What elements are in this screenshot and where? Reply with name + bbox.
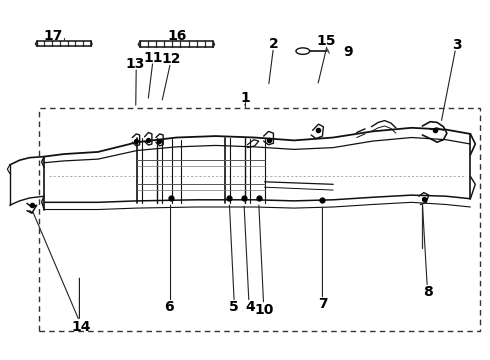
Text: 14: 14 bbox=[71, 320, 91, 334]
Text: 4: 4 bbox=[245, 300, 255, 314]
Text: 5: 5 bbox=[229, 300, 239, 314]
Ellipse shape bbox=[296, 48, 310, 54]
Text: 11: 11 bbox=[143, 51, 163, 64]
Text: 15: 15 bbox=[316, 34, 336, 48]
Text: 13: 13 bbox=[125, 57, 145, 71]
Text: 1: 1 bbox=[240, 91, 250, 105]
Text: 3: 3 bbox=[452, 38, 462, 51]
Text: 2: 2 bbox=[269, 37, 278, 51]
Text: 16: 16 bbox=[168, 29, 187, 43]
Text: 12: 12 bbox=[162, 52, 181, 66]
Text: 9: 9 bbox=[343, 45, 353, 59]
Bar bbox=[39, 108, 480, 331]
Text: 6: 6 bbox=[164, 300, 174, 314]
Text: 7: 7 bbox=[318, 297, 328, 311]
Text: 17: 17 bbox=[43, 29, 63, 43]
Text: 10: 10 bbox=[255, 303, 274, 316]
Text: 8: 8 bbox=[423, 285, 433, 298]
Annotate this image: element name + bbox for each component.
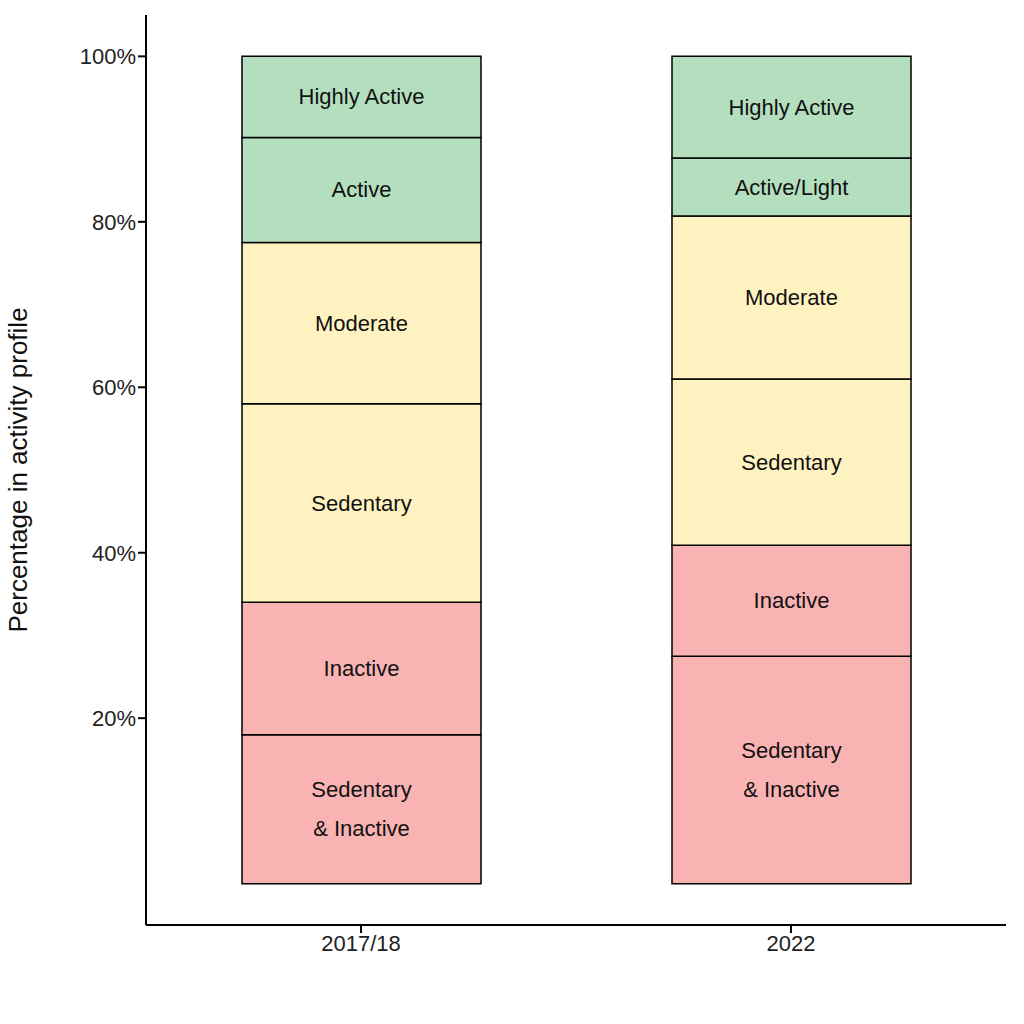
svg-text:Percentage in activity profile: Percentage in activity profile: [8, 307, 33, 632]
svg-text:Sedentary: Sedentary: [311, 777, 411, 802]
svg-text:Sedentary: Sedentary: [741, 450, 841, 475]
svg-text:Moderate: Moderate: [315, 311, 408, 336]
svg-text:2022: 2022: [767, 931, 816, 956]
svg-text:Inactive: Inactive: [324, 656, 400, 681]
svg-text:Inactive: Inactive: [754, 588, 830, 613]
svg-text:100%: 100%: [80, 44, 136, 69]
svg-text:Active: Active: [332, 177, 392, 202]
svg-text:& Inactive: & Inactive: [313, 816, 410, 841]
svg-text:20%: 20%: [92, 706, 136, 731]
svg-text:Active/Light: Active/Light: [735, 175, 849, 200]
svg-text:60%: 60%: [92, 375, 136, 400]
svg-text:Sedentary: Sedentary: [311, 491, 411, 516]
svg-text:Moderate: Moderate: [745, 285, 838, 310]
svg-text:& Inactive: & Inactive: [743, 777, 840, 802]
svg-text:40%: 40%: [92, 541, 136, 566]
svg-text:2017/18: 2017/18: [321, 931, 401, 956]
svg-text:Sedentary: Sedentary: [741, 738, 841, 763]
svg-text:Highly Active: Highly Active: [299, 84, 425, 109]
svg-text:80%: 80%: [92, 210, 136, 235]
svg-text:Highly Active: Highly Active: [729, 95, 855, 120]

▸ **WORK TO BE COMPLETED**
Copy everything from the start of the records down through the line containing "Annotate this image: element", switching "Ellipse shape" to "Oval shape" and leaving the rest unchanged. Omit the pictures from your answer.

▸ **WRITTEN RESPONSE**
What elements are in this screenshot and where? Reply with name + bbox.
Text: 14: 14 bbox=[71, 320, 91, 334]
Text: 4: 4 bbox=[245, 300, 255, 314]
Text: 5: 5 bbox=[229, 300, 239, 314]
Oval shape bbox=[296, 48, 310, 54]
Text: 11: 11 bbox=[143, 51, 163, 64]
Text: 15: 15 bbox=[316, 34, 336, 48]
Text: 13: 13 bbox=[125, 57, 145, 71]
Text: 1: 1 bbox=[240, 91, 250, 105]
Text: 3: 3 bbox=[452, 38, 462, 51]
Text: 2: 2 bbox=[269, 37, 278, 51]
Text: 16: 16 bbox=[168, 29, 187, 43]
Text: 12: 12 bbox=[162, 52, 181, 66]
Text: 9: 9 bbox=[343, 45, 353, 59]
Bar bbox=[39, 108, 480, 331]
Text: 6: 6 bbox=[164, 300, 174, 314]
Text: 7: 7 bbox=[318, 297, 328, 311]
Text: 17: 17 bbox=[43, 29, 63, 43]
Text: 10: 10 bbox=[255, 303, 274, 316]
Text: 8: 8 bbox=[423, 285, 433, 298]
Annotate this image: element name + bbox for each component.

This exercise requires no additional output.